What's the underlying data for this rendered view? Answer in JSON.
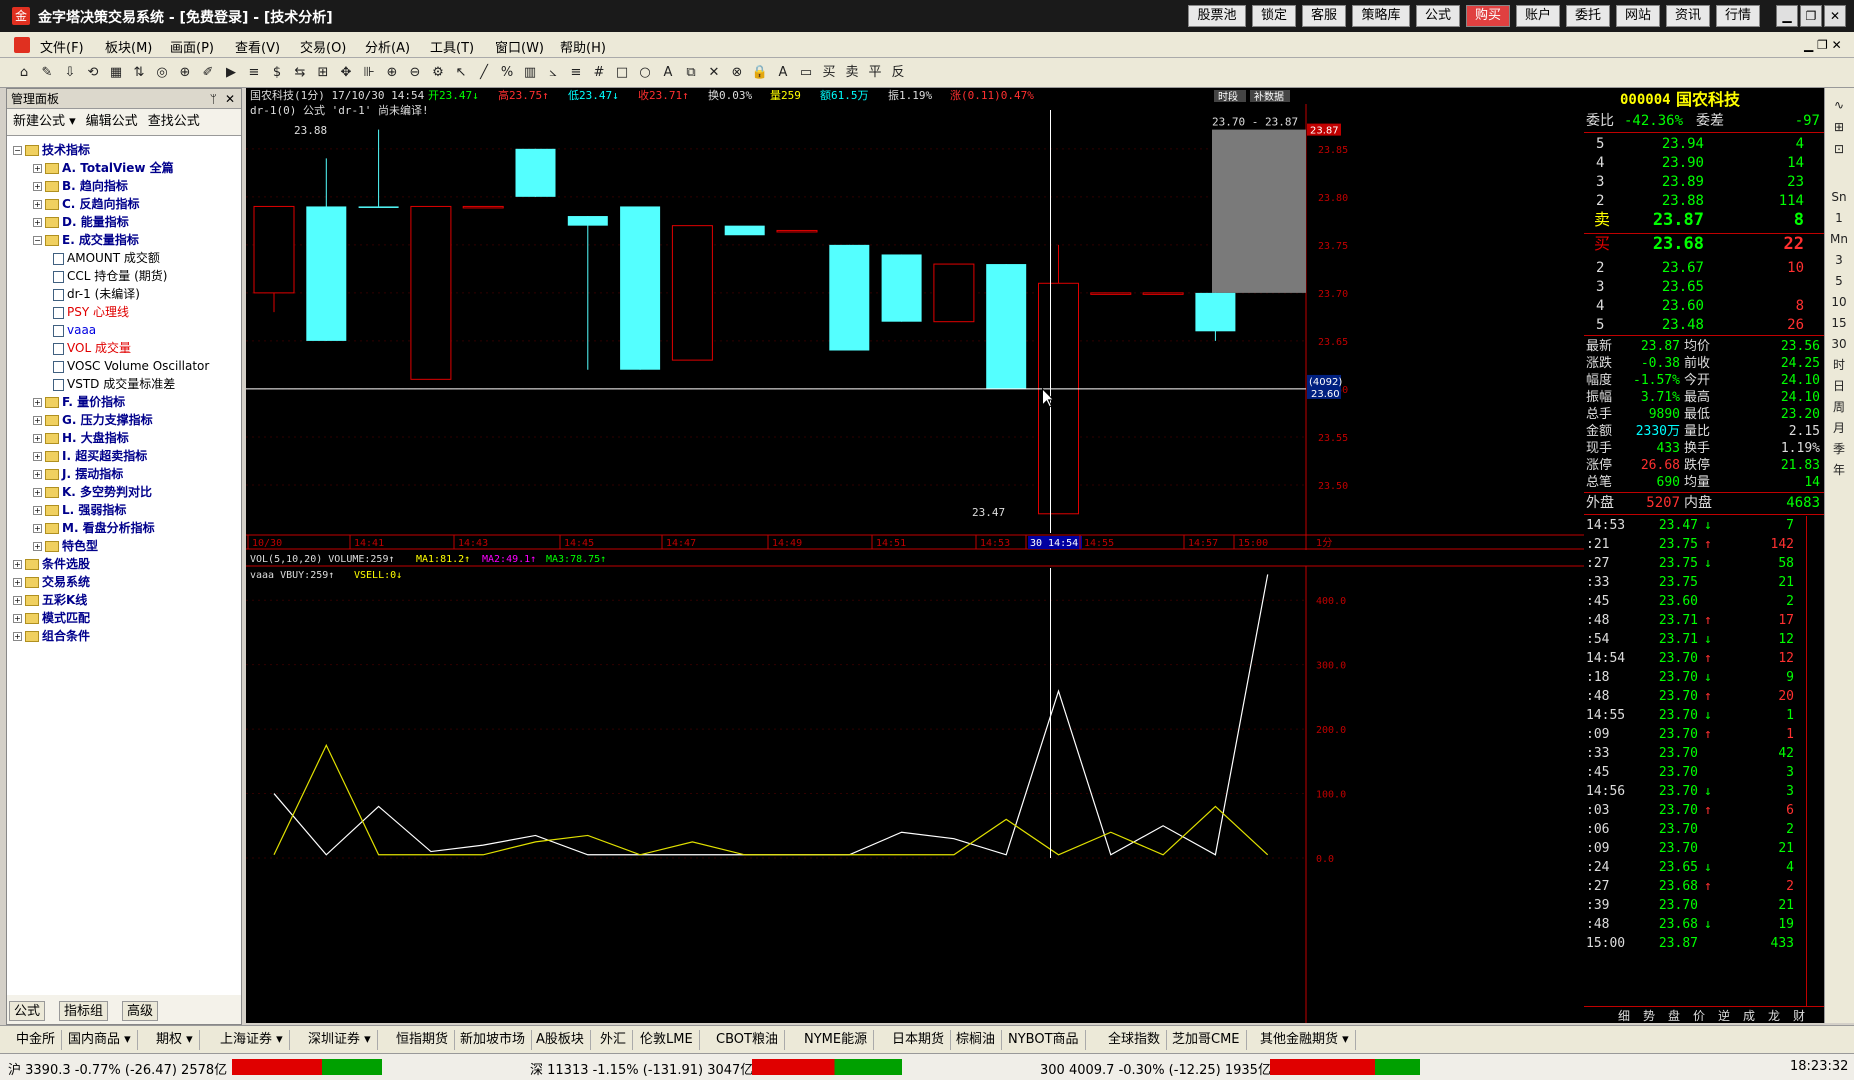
{
  "titlebar": {
    "title": "金字塔决策交易系统 - [免费登录] - [技术分析]",
    "buttons": [
      "股票池",
      "锁定",
      "客服",
      "策略库",
      "公式",
      "购买",
      "账户",
      "委托",
      "网站",
      "资讯",
      "行情"
    ]
  },
  "menu": [
    "文件(F)",
    "板块(M)",
    "画面(P)",
    "查看(V)",
    "交易(O)",
    "分析(A)",
    "工具(T)",
    "窗口(W)",
    "帮助(H)"
  ],
  "leftpanel": {
    "title": "管理面板",
    "actions": [
      "新建公式 ▾",
      "编辑公式",
      "查找公式"
    ],
    "tree": [
      {
        "t": "技术指标",
        "d": 0,
        "k": "f",
        "b": 1
      },
      {
        "t": "A. TotalView 全篇",
        "d": 1,
        "k": "f",
        "b": 1
      },
      {
        "t": "B. 趋向指标",
        "d": 1,
        "k": "f",
        "b": 1
      },
      {
        "t": "C. 反趋向指标",
        "d": 1,
        "k": "f",
        "b": 1
      },
      {
        "t": "D. 能量指标",
        "d": 1,
        "k": "f",
        "b": 1
      },
      {
        "t": "E. 成交量指标",
        "d": 1,
        "k": "f",
        "b": 1
      },
      {
        "t": "AMOUNT 成交额",
        "d": 2,
        "k": "d"
      },
      {
        "t": "CCL 持仓量 (期货)",
        "d": 2,
        "k": "d"
      },
      {
        "t": "dr-1 (未编译)",
        "d": 2,
        "k": "d"
      },
      {
        "t": "PSY 心理线",
        "d": 2,
        "k": "d",
        "c": "red"
      },
      {
        "t": "vaaa",
        "d": 2,
        "k": "d",
        "c": "blue"
      },
      {
        "t": "VOL 成交量",
        "d": 2,
        "k": "d",
        "c": "red"
      },
      {
        "t": "VOSC Volume Oscillator",
        "d": 2,
        "k": "d"
      },
      {
        "t": "VSTD 成交量标准差",
        "d": 2,
        "k": "d"
      },
      {
        "t": "F. 量价指标",
        "d": 1,
        "k": "f",
        "b": 1
      },
      {
        "t": "G. 压力支撑指标",
        "d": 1,
        "k": "f",
        "b": 1
      },
      {
        "t": "H. 大盘指标",
        "d": 1,
        "k": "f",
        "b": 1
      },
      {
        "t": "I. 超买超卖指标",
        "d": 1,
        "k": "f",
        "b": 1
      },
      {
        "t": "J. 摆动指标",
        "d": 1,
        "k": "f",
        "b": 1
      },
      {
        "t": "K. 多空势判对比",
        "d": 1,
        "k": "f",
        "b": 1
      },
      {
        "t": "L. 强弱指标",
        "d": 1,
        "k": "f",
        "b": 1
      },
      {
        "t": "M. 看盘分析指标",
        "d": 1,
        "k": "f",
        "b": 1
      },
      {
        "t": "特色型",
        "d": 1,
        "k": "f",
        "b": 1
      },
      {
        "t": "条件选股",
        "d": 0,
        "k": "f",
        "b": 1
      },
      {
        "t": "交易系统",
        "d": 0,
        "k": "f",
        "b": 1
      },
      {
        "t": "五彩K线",
        "d": 0,
        "k": "f",
        "b": 1
      },
      {
        "t": "模式匹配",
        "d": 0,
        "k": "f",
        "b": 1
      },
      {
        "t": "组合条件",
        "d": 0,
        "k": "f",
        "b": 1
      }
    ],
    "tabs": [
      "公式",
      "指标组",
      "高级"
    ]
  },
  "chart": {
    "header": "国农科技(1分) 17/10/30 14:54",
    "hdr_open": "开23.47↓",
    "hdr_high": "高23.75↑",
    "hdr_low": "低23.47↓",
    "hdr_close": "收23.71↑",
    "hdr_chg": "换0.03%",
    "hdr_vol": "量259",
    "hdr_amt": "额61.5万",
    "hdr_amp": "振1.19%",
    "hdr_rise": "涨(0.11)0.47%",
    "formula_line": "dr-1(0)   公式 'dr-1' 尚未编译!",
    "btn_time": "时段",
    "btn_data": "补数据",
    "label_high": "23.88",
    "label_low": "23.47",
    "range_label": "23.70 - 23.87",
    "yticks": [
      "23.85",
      "23.80",
      "23.75",
      "23.70",
      "23.65",
      "23.60",
      "23.55",
      "23.50"
    ],
    "price_tag": "23.87",
    "cursor_tag1": "(4092)",
    "cursor_tag2": "23.60",
    "xticks": [
      "10/30",
      "14:41",
      "14:43",
      "14:45",
      "14:47",
      "14:49",
      "14:51",
      "14:53",
      "30 14:54",
      "14:55",
      "14:57",
      "15:00"
    ],
    "period": "1分",
    "vol_line": "VOL(5,10,20)  VOLUME:259↑",
    "vol_ma1": "MA1:81.2↑",
    "vol_ma2": "MA2:49.1↑",
    "vol_ma3": "MA3:78.75↑",
    "vaaa_line": "vaaa  VBUY:259↑",
    "vaaa_sell": "VSELL:0↓",
    "lower_yticks": [
      "400.0",
      "300.0",
      "200.0",
      "100.0",
      "0.0"
    ]
  },
  "chart_data": {
    "type": "candlestick",
    "ylim": [
      23.45,
      23.88
    ],
    "candles": [
      {
        "o": 23.7,
        "h": 23.79,
        "l": 23.68,
        "c": 23.79,
        "up": 1
      },
      {
        "o": 23.79,
        "h": 23.84,
        "l": 23.65,
        "c": 23.65,
        "up": 0
      },
      {
        "o": 23.79,
        "h": 23.87,
        "l": 23.79,
        "c": 23.79,
        "up": 0
      },
      {
        "o": 23.61,
        "h": 23.79,
        "l": 23.61,
        "c": 23.79,
        "up": 1
      },
      {
        "o": 23.79,
        "h": 23.79,
        "l": 23.79,
        "c": 23.79,
        "up": 1
      },
      {
        "o": 23.8,
        "h": 23.85,
        "l": 23.8,
        "c": 23.85,
        "up": 0
      },
      {
        "o": 23.78,
        "h": 23.78,
        "l": 23.62,
        "c": 23.77,
        "up": 0
      },
      {
        "o": 23.79,
        "h": 23.79,
        "l": 23.62,
        "c": 23.62,
        "up": 0
      },
      {
        "o": 23.63,
        "h": 23.77,
        "l": 23.63,
        "c": 23.77,
        "up": 1
      },
      {
        "o": 23.77,
        "h": 23.77,
        "l": 23.77,
        "c": 23.76,
        "up": 0
      },
      {
        "o": 23.765,
        "h": 23.765,
        "l": 23.765,
        "c": 23.765,
        "up": 1
      },
      {
        "o": 23.75,
        "h": 23.75,
        "l": 23.64,
        "c": 23.64,
        "up": 0
      },
      {
        "o": 23.74,
        "h": 23.74,
        "l": 23.67,
        "c": 23.67,
        "up": 0
      },
      {
        "o": 23.67,
        "h": 23.73,
        "l": 23.67,
        "c": 23.73,
        "up": 1
      },
      {
        "o": 23.73,
        "h": 23.73,
        "l": 23.6,
        "c": 23.6,
        "up": 0
      },
      {
        "o": 23.47,
        "h": 23.75,
        "l": 23.47,
        "c": 23.71,
        "up": 1
      },
      {
        "o": 23.7,
        "h": 23.7,
        "l": 23.7,
        "c": 23.7,
        "up": 1
      },
      {
        "o": 23.7,
        "h": 23.7,
        "l": 23.7,
        "c": 23.7,
        "up": 1
      },
      {
        "o": 23.7,
        "h": 23.7,
        "l": 23.65,
        "c": 23.66,
        "up": 0
      }
    ],
    "vbuy": [
      100,
      5,
      80,
      10,
      20,
      35,
      5,
      5,
      5,
      5,
      5,
      5,
      40,
      30,
      5,
      259,
      5,
      50,
      5,
      440
    ],
    "vsell": [
      5,
      175,
      5,
      5,
      5,
      25,
      35,
      5,
      25,
      5,
      5,
      5,
      5,
      5,
      60,
      5,
      40,
      5,
      80,
      5
    ]
  },
  "quote": {
    "code": "000004",
    "name": "国农科技",
    "wb_label": "委比",
    "wb": "-42.36%",
    "wc_label": "委差",
    "wc": "-97",
    "asks": [
      [
        "5",
        "23.94",
        "4"
      ],
      [
        "4",
        "23.90",
        "14"
      ],
      [
        "3",
        "23.89",
        "23"
      ],
      [
        "2",
        "23.88",
        "114"
      ]
    ],
    "ask1": [
      "卖",
      "23.87",
      "8"
    ],
    "bid1": [
      "买",
      "23.68",
      "22"
    ],
    "bids": [
      [
        "2",
        "23.67",
        "10"
      ],
      [
        "3",
        "23.65",
        ""
      ],
      [
        "4",
        "23.60",
        "8"
      ],
      [
        "5",
        "23.48",
        "26"
      ]
    ],
    "stats": [
      [
        "最新",
        "23.87",
        "均价",
        "23.56"
      ],
      [
        "涨跌",
        "-0.38",
        "前收",
        "24.25"
      ],
      [
        "幅度",
        "-1.57%",
        "今开",
        "24.10"
      ],
      [
        "振幅",
        "3.71%",
        "最高",
        "24.10"
      ],
      [
        "总手",
        "9890",
        "最低",
        "23.20"
      ],
      [
        "金额",
        "2330万",
        "量比",
        "2.15"
      ],
      [
        "现手",
        "433",
        "换手",
        "1.19%"
      ],
      [
        "涨停",
        "26.68",
        "跌停",
        "21.83"
      ],
      [
        "总笔",
        "690",
        "均量",
        "14"
      ]
    ],
    "outer_label": "外盘",
    "outer": "5207",
    "inner_label": "内盘",
    "inner": "4683",
    "ticks": [
      [
        "14:53",
        "23.47",
        "↓",
        "7"
      ],
      [
        ":21",
        "23.75",
        "↑",
        "142"
      ],
      [
        ":27",
        "23.75",
        "↓",
        "58"
      ],
      [
        ":33",
        "23.75",
        "",
        "21"
      ],
      [
        ":45",
        "23.60",
        "",
        "2"
      ],
      [
        ":48",
        "23.71",
        "↑",
        "17"
      ],
      [
        ":54",
        "23.71",
        "↓",
        "12"
      ],
      [
        "14:54",
        "23.70",
        "↑",
        "12"
      ],
      [
        ":18",
        "23.70",
        "↓",
        "9"
      ],
      [
        ":48",
        "23.70",
        "↑",
        "20"
      ],
      [
        "14:55",
        "23.70",
        "↓",
        "1"
      ],
      [
        ":09",
        "23.70",
        "↑",
        "1"
      ],
      [
        ":33",
        "23.70",
        "",
        "42"
      ],
      [
        ":45",
        "23.70",
        "",
        "3"
      ],
      [
        "14:56",
        "23.70",
        "↓",
        "3"
      ],
      [
        ":03",
        "23.70",
        "↑",
        "6"
      ],
      [
        ":06",
        "23.70",
        "",
        "2"
      ],
      [
        ":09",
        "23.70",
        "",
        "21"
      ],
      [
        ":24",
        "23.65",
        "↓",
        "4"
      ],
      [
        ":27",
        "23.68",
        "↑",
        "2"
      ],
      [
        ":39",
        "23.70",
        "",
        "21"
      ],
      [
        ":48",
        "23.68",
        "↓",
        "19"
      ],
      [
        "15:00",
        "23.87",
        "",
        "433"
      ]
    ],
    "tabs": [
      "细",
      "势",
      "盘",
      "价",
      "逆",
      "成",
      "龙",
      "财"
    ]
  },
  "rightstrip": [
    "Sn",
    "1",
    "Mn",
    "3",
    "5",
    "10",
    "15",
    "30",
    "时",
    "日",
    "周",
    "月",
    "季",
    "年"
  ],
  "bottombar": [
    "中金所",
    "国内商品 ▾",
    "期权 ▾",
    "上海证券 ▾",
    "深圳证券 ▾",
    "恒指期货",
    "新加坡市场",
    "A股板块",
    "外汇",
    "伦敦LME",
    "CBOT粮油",
    "NYME能源",
    "日本期货",
    "棕榈油",
    "NYBOT商品",
    "全球指数",
    "芝加哥CME",
    "其他金融期货 ▾"
  ],
  "status": {
    "sh": "沪 3390.3 -0.77% (-26.47) 2578亿",
    "sz": "深 11313 -1.15% (-131.91) 3047亿",
    "hs": "300 4009.7 -0.30% (-12.25) 1935亿",
    "time": "18:23:32"
  }
}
┄┄┄┄┄┄
*EXERCISE PROMPT*:
Scan the material and collect every line that contains "国农科技".

*RESPONSE*:
    "header": "国农科技(1分) 17/10/30 14:54",
    "name": "国农科技",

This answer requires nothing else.